**Exercise instructions:**
Print out the entries below with no edits.

[Saved entries]
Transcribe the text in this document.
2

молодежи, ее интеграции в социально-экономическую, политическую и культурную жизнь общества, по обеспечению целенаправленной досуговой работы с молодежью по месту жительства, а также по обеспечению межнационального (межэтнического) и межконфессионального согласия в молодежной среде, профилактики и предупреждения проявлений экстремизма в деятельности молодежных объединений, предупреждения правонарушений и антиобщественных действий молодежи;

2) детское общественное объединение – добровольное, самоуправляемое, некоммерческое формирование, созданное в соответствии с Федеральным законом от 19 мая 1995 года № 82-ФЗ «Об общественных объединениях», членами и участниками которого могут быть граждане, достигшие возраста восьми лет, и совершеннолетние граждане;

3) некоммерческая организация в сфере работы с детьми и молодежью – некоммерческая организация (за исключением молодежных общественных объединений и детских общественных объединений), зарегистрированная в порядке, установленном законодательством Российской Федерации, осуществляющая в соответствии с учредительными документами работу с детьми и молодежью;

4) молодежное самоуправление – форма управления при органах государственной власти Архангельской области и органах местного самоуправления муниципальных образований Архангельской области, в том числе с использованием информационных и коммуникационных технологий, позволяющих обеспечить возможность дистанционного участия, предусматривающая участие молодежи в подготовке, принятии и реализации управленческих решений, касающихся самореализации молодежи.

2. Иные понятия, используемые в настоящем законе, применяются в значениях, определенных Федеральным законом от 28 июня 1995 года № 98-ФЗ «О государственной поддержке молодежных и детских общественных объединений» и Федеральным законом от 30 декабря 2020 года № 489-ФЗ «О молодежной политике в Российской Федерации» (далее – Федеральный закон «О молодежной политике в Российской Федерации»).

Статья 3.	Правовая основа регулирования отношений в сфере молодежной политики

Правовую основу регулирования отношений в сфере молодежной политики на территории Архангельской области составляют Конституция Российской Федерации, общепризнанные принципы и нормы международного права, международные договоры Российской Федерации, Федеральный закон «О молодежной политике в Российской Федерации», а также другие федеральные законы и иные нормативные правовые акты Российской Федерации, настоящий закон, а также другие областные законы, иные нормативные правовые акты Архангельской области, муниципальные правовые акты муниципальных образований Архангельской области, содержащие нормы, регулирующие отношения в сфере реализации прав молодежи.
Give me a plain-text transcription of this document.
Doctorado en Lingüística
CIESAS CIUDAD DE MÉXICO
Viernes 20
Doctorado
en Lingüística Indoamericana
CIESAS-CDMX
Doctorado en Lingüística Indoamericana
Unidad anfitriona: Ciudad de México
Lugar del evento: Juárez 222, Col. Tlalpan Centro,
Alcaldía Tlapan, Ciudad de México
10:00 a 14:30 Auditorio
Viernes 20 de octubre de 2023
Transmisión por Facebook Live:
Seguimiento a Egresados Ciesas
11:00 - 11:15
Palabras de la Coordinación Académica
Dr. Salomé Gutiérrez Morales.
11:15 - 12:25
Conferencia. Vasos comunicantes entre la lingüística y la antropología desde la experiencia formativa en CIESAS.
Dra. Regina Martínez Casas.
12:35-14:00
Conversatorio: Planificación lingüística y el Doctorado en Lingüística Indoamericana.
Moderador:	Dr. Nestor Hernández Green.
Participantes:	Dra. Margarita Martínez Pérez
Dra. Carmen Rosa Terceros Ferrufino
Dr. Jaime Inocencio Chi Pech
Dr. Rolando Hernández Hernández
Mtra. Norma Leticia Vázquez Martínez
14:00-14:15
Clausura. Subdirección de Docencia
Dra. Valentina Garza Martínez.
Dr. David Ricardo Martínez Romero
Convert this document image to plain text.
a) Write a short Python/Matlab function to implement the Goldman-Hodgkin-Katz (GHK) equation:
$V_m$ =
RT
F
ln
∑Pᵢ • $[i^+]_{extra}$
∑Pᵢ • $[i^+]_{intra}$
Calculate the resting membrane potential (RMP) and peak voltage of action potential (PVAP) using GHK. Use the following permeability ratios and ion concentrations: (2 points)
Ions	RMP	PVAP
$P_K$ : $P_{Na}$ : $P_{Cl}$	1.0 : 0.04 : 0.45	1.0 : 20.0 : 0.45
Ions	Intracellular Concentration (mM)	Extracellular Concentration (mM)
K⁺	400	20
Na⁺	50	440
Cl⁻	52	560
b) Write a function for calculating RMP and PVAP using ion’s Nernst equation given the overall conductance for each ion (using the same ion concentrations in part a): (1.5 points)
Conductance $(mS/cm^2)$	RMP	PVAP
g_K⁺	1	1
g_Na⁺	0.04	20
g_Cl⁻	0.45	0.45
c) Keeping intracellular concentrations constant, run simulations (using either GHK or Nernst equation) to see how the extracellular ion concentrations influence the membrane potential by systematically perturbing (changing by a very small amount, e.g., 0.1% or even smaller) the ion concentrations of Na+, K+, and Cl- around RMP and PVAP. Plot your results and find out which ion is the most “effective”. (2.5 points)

**Solved problem:**
Transcribe the text in this document.
2

молодежи, ее интеграции в социально-экономическую, политическую и культурную жизнь общества, по обеспечению целенаправленной досуговой работы с молодежью по месту жительства, а также по обеспечению межнационального (межэтнического) и межконфессионального согласия в молодежной среде, профилактики и предупреждения проявлений экстремизма в деятельности молодежных объединений, предупреждения правонарушений и антиобщественных действий молодежи;

2) детское общественное объединение – добровольное, самоуправляемое, некоммерческое формирование, созданное в соответствии с Федеральным законом от 19 мая 1995 года № 82-ФЗ «Об общественных объединениях», членами и участниками которого могут быть граждане, достигшие возраста восьми лет, и совершеннолетние граждане;

3) некоммерческая организация в сфере работы с детьми и молодежью – некоммерческая организация (за исключением молодежных общественных объединений и детских общественных объединений), зарегистрированная в порядке, установленном законодательством Российской Федерации, осуществляющая в соответствии с учредительными документами работу с детьми и молодежью;

4) молодежное самоуправление – форма управления при органах государственной власти Архангельской области и органах местного самоуправления муниципальных образований Архангельской области, в том числе с использованием информационных и коммуникационных технологий, позволяющих обеспечить возможность дистанционного участия, предусматривающая участие молодежи в подготовке, принятии и реализации управленческих решений, касающихся самореализации молодежи.

2. Иные понятия, используемые в настоящем законе, применяются в значениях, определенных Федеральным законом от 28 июня 1995 года № 98-ФЗ «О государственной поддержке молодежных и детских общественных объединений» и Федеральным законом от 30 декабря 2020 года № 489-ФЗ «О молодежной политике в Российской Федерации» (далее – Федеральный закон «О молодежной политике в Российской Федерации»).

Статья 3.	Правовая основа регулирования отношений в сфере молодежной политики

Правовую основу регулирования отношений в сфере молодежной политики на территории Архангельской области составляют Конституция Российской Федерации, общепризнанные принципы и нормы международного права, международные договоры Российской Федерации, Федеральный закон «О молодежной политике в Российской Федерации», а также другие федеральные законы и иные нормативные правовые акты Российской Федерации, настоящий закон, а также другие областные законы, иные нормативные правовые акты Архангельской области, муниципальные правовые акты муниципальных образований Архангельской области, содержащие нормы, регулирующие отношения в сфере реализации прав молодежи.
Give me a plain-text transcription of this document.
Doctorado en Lingüística
CIESAS CIUDAD DE MÉXICO
Viernes 20
Doctorado
en Lingüística Indoamericana
CIESAS-CDMX
Doctorado en Lingüística Indoamericana
Unidad anfitriona: Ciudad de México
Lugar del evento: Juárez 222, Col. Tlalpan Centro,
Alcaldía Tlapan, Ciudad de México
10:00 a 14:30 Auditorio
Viernes 20 de octubre de 2023
Transmisión por Facebook Live:
Seguimiento a Egresados Ciesas
11:00 - 11:15
Palabras de la Coordinación Académica
Dr. Salomé Gutiérrez Morales.
11:15 - 12:25
Conferencia. Vasos comunicantes entre la lingüística y la antropología desde la experiencia formativa en CIESAS.
Dra. Regina Martínez Casas.
12:35-14:00
Conversatorio: Planificación lingüística y el Doctorado en Lingüística Indoamericana.
Moderador:	Dr. Nestor Hernández Green.
Participantes:	Dra. Margarita Martínez Pérez
Dra. Carmen Rosa Terceros Ferrufino
Dr. Jaime Inocencio Chi Pech
Dr. Rolando Hernández Hernández
Mtra. Norma Leticia Vázquez Martínez
14:00-14:15
Clausura. Subdirección de Docencia
Dra. Valentina Garza Martínez.
Dr. David Ricardo Martínez Romero
Convert this document image to plain text.
a) Write a short Python/Matlab function to implement the Goldman-Hodgkin-Katz (GHK) equation:
$V_m$ =
RT
F
ln
∑Pᵢ • $[i^+]_{extra}$
∑Pᵢ • $[i^+]_{intra}$
Calculate the resting membrane potential (RMP) and peak voltage of action potential (PVAP) using GHK. Use the following permeability ratios and ion concentrations: (2 points)
Ions	RMP	PVAP
$P_K$ : $P_{Na}$ : $P_{Cl}$	1.0 : 0.04 : 0.45	1.0 : 20.0 : 0.45
Ions	Intracellular Concentration (mM)	Extracellular Concentration (mM)
K⁺	400	20
Na⁺	50	440
Cl⁻	52	560
b) Write a function for calculating RMP and PVAP using ion’s Nernst equation given the overall conductance for each ion (using the same ion concentrations in part a): (1.5 points)
Conductance $(mS/cm^2)$	RMP	PVAP
g_K⁺	1	1
g_Na⁺	0.04	20
g_Cl⁻	0.45	0.45
c) Keeping intracellular concentrations constant, run simulations (using either GHK or Nernst equation) to see how the extracellular ion concentrations influence the membrane potential by systematically perturbing (changing by a very small amount, e.g., 0.1% or even smaller) the ion concentrations of Na+, K+, and Cl- around RMP and PVAP. Plot your results and find out which ion is the most “effective”. (2.5 points)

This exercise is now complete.